The problem: Please retype the records below exactly, leaving out any pictures.

Information shown:
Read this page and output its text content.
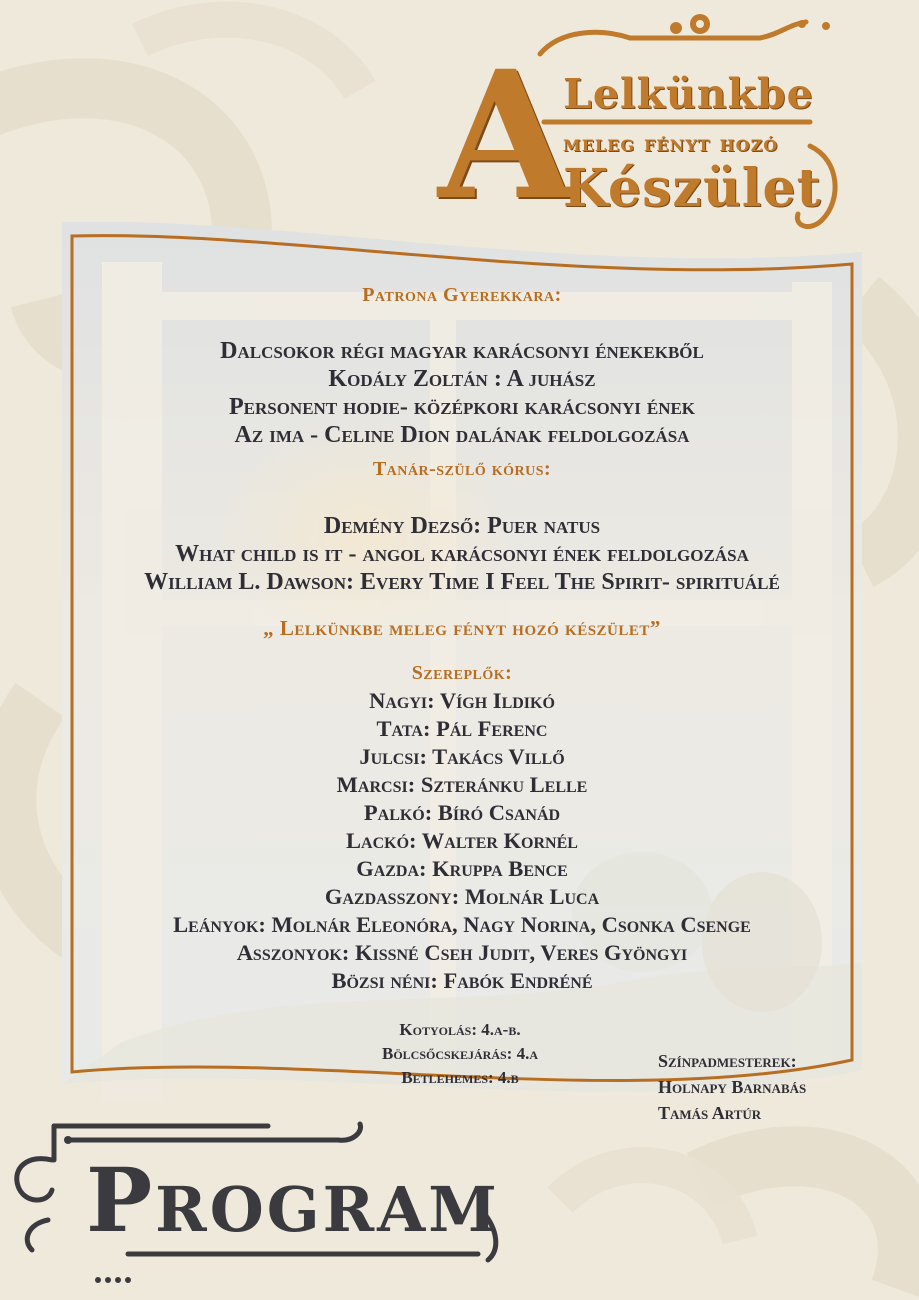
A
Lelkünkbe
meleg fényt hozó
Készület
Patrona Gyerekkara:
Dalcsokor régi magyar karácsonyi énekekből
Kodály Zoltán : A juhász
Personent hodie- középkori karácsonyi ének
Az ima - Celine Dion dalának feldolgozása
Tanár-szülő kórus:
Demény Dezső: Puer natus
What child is it - angol karácsonyi ének feldolgozása
William L. Dawson: Every Time I Feel The Spirit- spirituálé
„ Lelkünkbe meleg fényt hozó készület”
Szereplők:
Nagyi: Vígh Ildikó
Tata: Pál Ferenc
Julcsi: Takács Villő
Marcsi: Szteránku Lelle
Palkó: Bíró Csanád
Lackó: Walter Kornél
Gazda: Kruppa Bence
Gazdasszony: Molnár Luca
Leányok: Molnár Eleonóra, Nagy Norina, Csonka Csenge
Asszonyok: Kissné Cseh Judit, Veres Gyöngyi
Bözsi néni: Fabók Endréné
Kotyolás: 4.a-b.
Bölcsőcskejárás: 4.a
Betlehemes: 4.b
Színpadmesterek:
Holnapy Barnabás
Tamás Artúr
Program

Written response:
Read this page and output its text content.
A
Lelkünkbe
meleg fényt hozó
Készület
Patrona Gyerekkara:
Dalcsokor régi magyar karácsonyi énekekből
Kodály Zoltán : A juhász
Personent hodie- középkori karácsonyi ének
Az ima - Celine Dion dalának feldolgozása
Tanár-szülő kórus:
Demény Dezső: Puer natus
What child is it - angol karácsonyi ének feldolgozása
William L. Dawson: Every Time I Feel The Spirit- spirituálé
„ Lelkünkbe meleg fényt hozó készület”
Szereplők:
Nagyi: Vígh Ildikó
Tata: Pál Ferenc
Julcsi: Takács Villő
Marcsi: Szteránku Lelle
Palkó: Bíró Csanád
Lackó: Walter Kornél
Gazda: Kruppa Bence
Gazdasszony: Molnár Luca
Leányok: Molnár Eleonóra, Nagy Norina, Csonka Csenge
Asszonyok: Kissné Cseh Judit, Veres Gyöngyi
Bözsi néni: Fabók Endréné
Kotyolás: 4.a-b.
Bölcsőcskejárás: 4.a
Betlehemes: 4.b
Színpadmesterek:
Holnapy Barnabás
Tamás Artúr
Program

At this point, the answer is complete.